*GIVEN ENTRIES*.
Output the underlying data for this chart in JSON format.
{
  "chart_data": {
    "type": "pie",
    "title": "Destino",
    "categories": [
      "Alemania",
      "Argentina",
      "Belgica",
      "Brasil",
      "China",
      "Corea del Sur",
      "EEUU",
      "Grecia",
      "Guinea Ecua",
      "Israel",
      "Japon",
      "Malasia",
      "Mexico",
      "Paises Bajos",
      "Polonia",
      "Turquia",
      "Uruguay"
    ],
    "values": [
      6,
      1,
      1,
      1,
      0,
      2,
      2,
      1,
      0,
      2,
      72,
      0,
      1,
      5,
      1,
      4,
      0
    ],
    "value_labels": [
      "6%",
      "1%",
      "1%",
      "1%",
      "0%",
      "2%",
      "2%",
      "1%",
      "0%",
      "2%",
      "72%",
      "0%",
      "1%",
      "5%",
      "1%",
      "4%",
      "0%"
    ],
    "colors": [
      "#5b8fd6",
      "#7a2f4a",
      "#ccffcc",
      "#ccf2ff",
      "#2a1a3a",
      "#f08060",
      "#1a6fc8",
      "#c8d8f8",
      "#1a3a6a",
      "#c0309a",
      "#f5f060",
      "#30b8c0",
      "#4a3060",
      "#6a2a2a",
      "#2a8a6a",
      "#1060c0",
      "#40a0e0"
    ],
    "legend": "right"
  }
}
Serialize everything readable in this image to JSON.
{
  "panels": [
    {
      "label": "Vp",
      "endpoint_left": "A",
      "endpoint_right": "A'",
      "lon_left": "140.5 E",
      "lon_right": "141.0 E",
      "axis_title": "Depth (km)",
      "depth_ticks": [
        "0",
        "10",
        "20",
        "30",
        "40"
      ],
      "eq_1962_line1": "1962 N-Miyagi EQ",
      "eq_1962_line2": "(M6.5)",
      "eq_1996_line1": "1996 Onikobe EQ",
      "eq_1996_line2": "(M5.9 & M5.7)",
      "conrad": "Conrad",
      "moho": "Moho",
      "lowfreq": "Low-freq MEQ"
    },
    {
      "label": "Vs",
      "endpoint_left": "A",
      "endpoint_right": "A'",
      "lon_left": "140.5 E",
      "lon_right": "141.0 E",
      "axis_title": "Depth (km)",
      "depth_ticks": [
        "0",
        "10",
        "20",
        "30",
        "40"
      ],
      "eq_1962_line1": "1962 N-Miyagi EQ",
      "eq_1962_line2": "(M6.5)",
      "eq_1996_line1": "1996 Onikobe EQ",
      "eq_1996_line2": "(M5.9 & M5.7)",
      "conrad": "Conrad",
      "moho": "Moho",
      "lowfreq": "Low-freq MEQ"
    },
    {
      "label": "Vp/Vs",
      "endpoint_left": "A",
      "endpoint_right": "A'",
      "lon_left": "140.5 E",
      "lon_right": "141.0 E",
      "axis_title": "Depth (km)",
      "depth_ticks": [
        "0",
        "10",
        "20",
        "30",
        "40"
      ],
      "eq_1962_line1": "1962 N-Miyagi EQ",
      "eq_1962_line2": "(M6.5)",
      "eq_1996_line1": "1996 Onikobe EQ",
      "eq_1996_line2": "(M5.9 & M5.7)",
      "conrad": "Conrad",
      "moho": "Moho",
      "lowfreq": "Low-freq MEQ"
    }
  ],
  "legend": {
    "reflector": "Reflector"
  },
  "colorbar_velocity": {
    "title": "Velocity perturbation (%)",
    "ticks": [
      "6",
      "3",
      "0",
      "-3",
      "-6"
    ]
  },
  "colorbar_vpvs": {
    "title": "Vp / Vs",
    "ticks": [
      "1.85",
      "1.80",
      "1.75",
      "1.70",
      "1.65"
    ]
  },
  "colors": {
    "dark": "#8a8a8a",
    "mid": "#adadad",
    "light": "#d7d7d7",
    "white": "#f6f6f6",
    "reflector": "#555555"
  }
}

*THE TASK*. Each record above should be returned exactly as it appears.

*SOLUTION BELOW*.
Output the underlying data for this chart in JSON format.
{
  "chart_data": {
    "type": "pie",
    "title": "Destino",
    "categories": [
      "Alemania",
      "Argentina",
      "Belgica",
      "Brasil",
      "China",
      "Corea del Sur",
      "EEUU",
      "Grecia",
      "Guinea Ecua",
      "Israel",
      "Japon",
      "Malasia",
      "Mexico",
      "Paises Bajos",
      "Polonia",
      "Turquia",
      "Uruguay"
    ],
    "values": [
      6,
      1,
      1,
      1,
      0,
      2,
      2,
      1,
      0,
      2,
      72,
      0,
      1,
      5,
      1,
      4,
      0
    ],
    "value_labels": [
      "6%",
      "1%",
      "1%",
      "1%",
      "0%",
      "2%",
      "2%",
      "1%",
      "0%",
      "2%",
      "72%",
      "0%",
      "1%",
      "5%",
      "1%",
      "4%",
      "0%"
    ],
    "colors": [
      "#5b8fd6",
      "#7a2f4a",
      "#ccffcc",
      "#ccf2ff",
      "#2a1a3a",
      "#f08060",
      "#1a6fc8",
      "#c8d8f8",
      "#1a3a6a",
      "#c0309a",
      "#f5f060",
      "#30b8c0",
      "#4a3060",
      "#6a2a2a",
      "#2a8a6a",
      "#1060c0",
      "#40a0e0"
    ],
    "legend": "right"
  }
}
Serialize everything readable in this image to JSON.
{
  "panels": [
    {
      "label": "Vp",
      "endpoint_left": "A",
      "endpoint_right": "A'",
      "lon_left": "140.5 E",
      "lon_right": "141.0 E",
      "axis_title": "Depth (km)",
      "depth_ticks": [
        "0",
        "10",
        "20",
        "30",
        "40"
      ],
      "eq_1962_line1": "1962 N-Miyagi EQ",
      "eq_1962_line2": "(M6.5)",
      "eq_1996_line1": "1996 Onikobe EQ",
      "eq_1996_line2": "(M5.9 & M5.7)",
      "conrad": "Conrad",
      "moho": "Moho",
      "lowfreq": "Low-freq MEQ"
    },
    {
      "label": "Vs",
      "endpoint_left": "A",
      "endpoint_right": "A'",
      "lon_left": "140.5 E",
      "lon_right": "141.0 E",
      "axis_title": "Depth (km)",
      "depth_ticks": [
        "0",
        "10",
        "20",
        "30",
        "40"
      ],
      "eq_1962_line1": "1962 N-Miyagi EQ",
      "eq_1962_line2": "(M6.5)",
      "eq_1996_line1": "1996 Onikobe EQ",
      "eq_1996_line2": "(M5.9 & M5.7)",
      "conrad": "Conrad",
      "moho": "Moho",
      "lowfreq": "Low-freq MEQ"
    },
    {
      "label": "Vp/Vs",
      "endpoint_left": "A",
      "endpoint_right": "A'",
      "lon_left": "140.5 E",
      "lon_right": "141.0 E",
      "axis_title": "Depth (km)",
      "depth_ticks": [
        "0",
        "10",
        "20",
        "30",
        "40"
      ],
      "eq_1962_line1": "1962 N-Miyagi EQ",
      "eq_1962_line2": "(M6.5)",
      "eq_1996_line1": "1996 Onikobe EQ",
      "eq_1996_line2": "(M5.9 & M5.7)",
      "conrad": "Conrad",
      "moho": "Moho",
      "lowfreq": "Low-freq MEQ"
    }
  ],
  "legend": {
    "reflector": "Reflector"
  },
  "colorbar_velocity": {
    "title": "Velocity perturbation (%)",
    "ticks": [
      "6",
      "3",
      "0",
      "-3",
      "-6"
    ]
  },
  "colorbar_vpvs": {
    "title": "Vp / Vs",
    "ticks": [
      "1.85",
      "1.80",
      "1.75",
      "1.70",
      "1.65"
    ]
  },
  "colors": {
    "dark": "#8a8a8a",
    "mid": "#adadad",
    "light": "#d7d7d7",
    "white": "#f6f6f6",
    "reflector": "#555555"
  }
}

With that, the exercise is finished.